*WORK TO DO:*
Search the records for "text". Copy every line where it appears.

(Stored entries)
==========

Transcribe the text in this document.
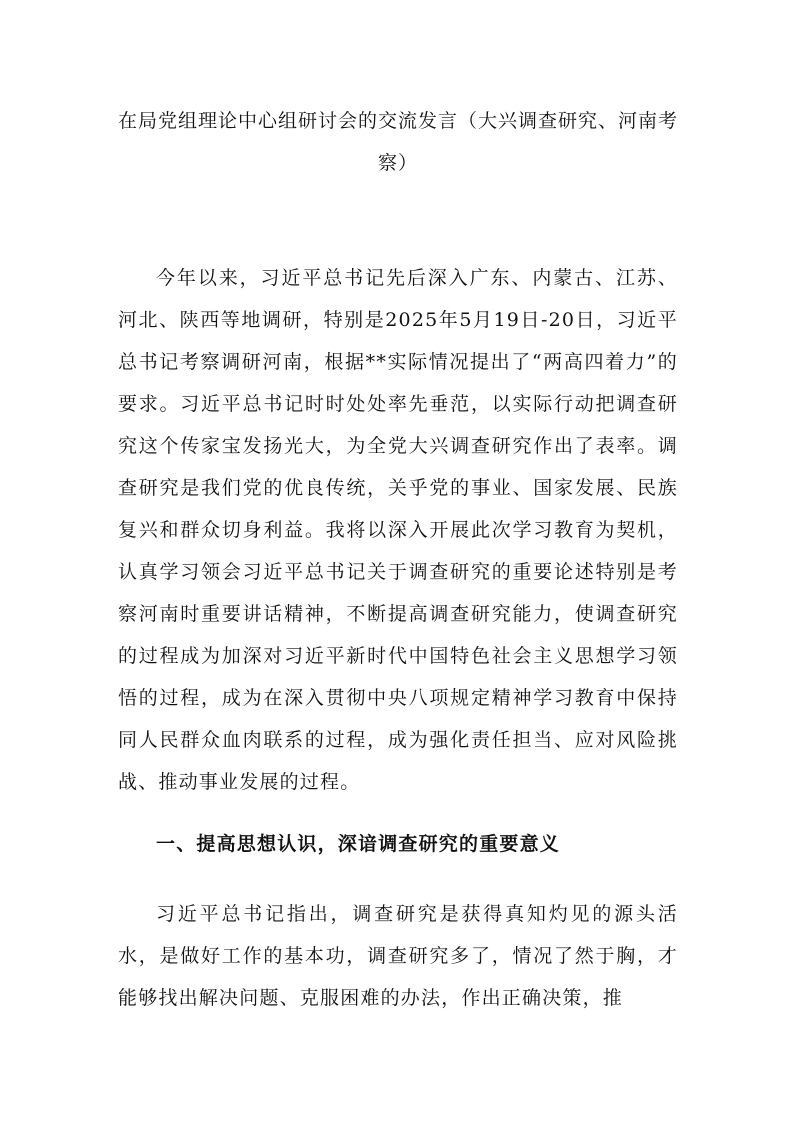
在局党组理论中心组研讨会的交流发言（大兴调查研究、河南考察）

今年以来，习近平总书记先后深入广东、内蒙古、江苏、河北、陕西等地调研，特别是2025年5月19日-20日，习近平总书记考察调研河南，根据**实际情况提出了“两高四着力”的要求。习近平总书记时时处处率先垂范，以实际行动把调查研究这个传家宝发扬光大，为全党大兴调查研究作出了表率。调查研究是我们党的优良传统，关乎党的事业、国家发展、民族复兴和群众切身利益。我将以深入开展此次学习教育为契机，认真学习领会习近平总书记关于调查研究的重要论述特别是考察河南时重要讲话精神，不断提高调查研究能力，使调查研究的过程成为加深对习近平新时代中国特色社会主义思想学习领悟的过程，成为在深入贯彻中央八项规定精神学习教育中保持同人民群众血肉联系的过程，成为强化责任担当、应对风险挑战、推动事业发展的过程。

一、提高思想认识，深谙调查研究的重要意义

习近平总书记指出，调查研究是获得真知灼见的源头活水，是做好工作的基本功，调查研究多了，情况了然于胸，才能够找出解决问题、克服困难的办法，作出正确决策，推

==========

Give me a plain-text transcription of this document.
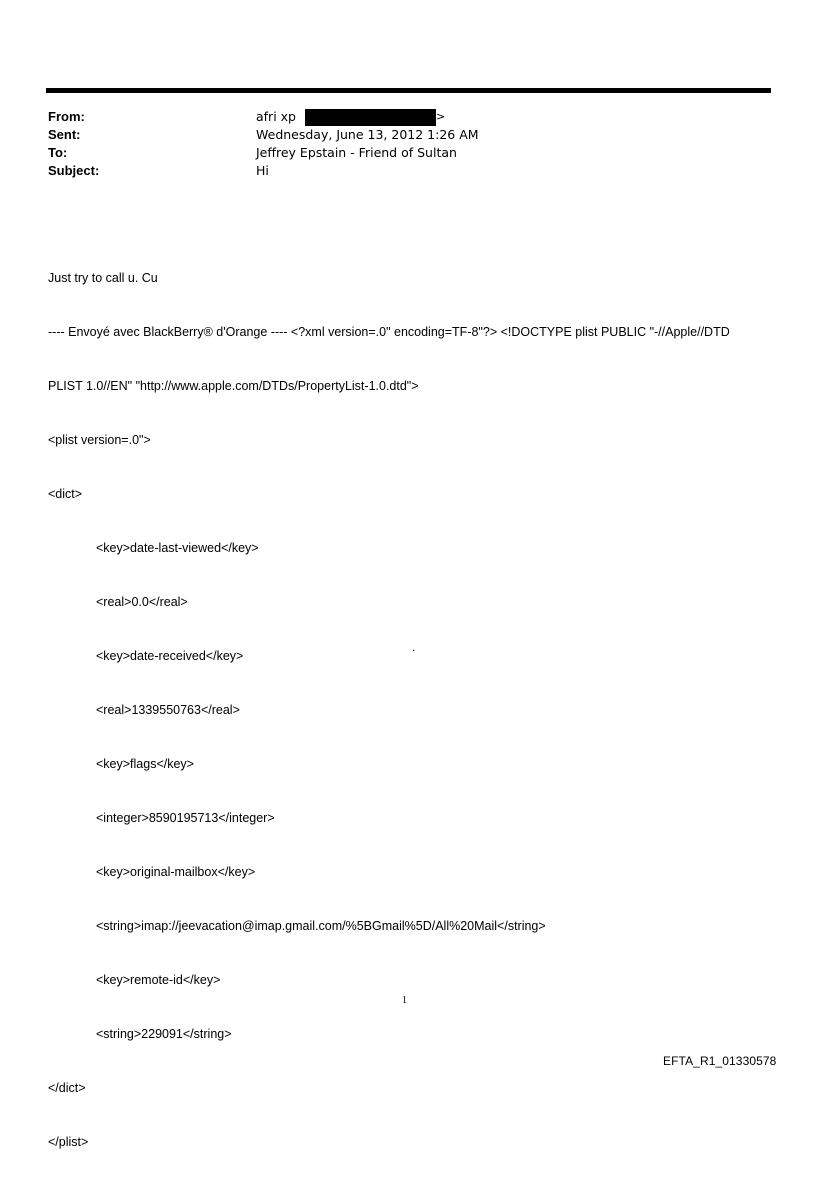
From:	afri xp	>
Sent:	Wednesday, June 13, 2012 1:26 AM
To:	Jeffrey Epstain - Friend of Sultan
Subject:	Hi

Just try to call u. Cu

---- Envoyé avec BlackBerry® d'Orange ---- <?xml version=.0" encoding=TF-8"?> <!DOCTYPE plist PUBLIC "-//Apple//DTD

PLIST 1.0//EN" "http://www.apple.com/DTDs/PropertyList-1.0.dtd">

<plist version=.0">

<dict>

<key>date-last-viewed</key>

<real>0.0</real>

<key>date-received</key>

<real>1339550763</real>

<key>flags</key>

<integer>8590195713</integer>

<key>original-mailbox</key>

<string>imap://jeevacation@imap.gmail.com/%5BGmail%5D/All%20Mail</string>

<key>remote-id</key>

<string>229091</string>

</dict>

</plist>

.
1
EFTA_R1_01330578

==========

*SOLVED EXERCISE:*
Transcribe the text in this document.
Give me a plain-text transcription of this document.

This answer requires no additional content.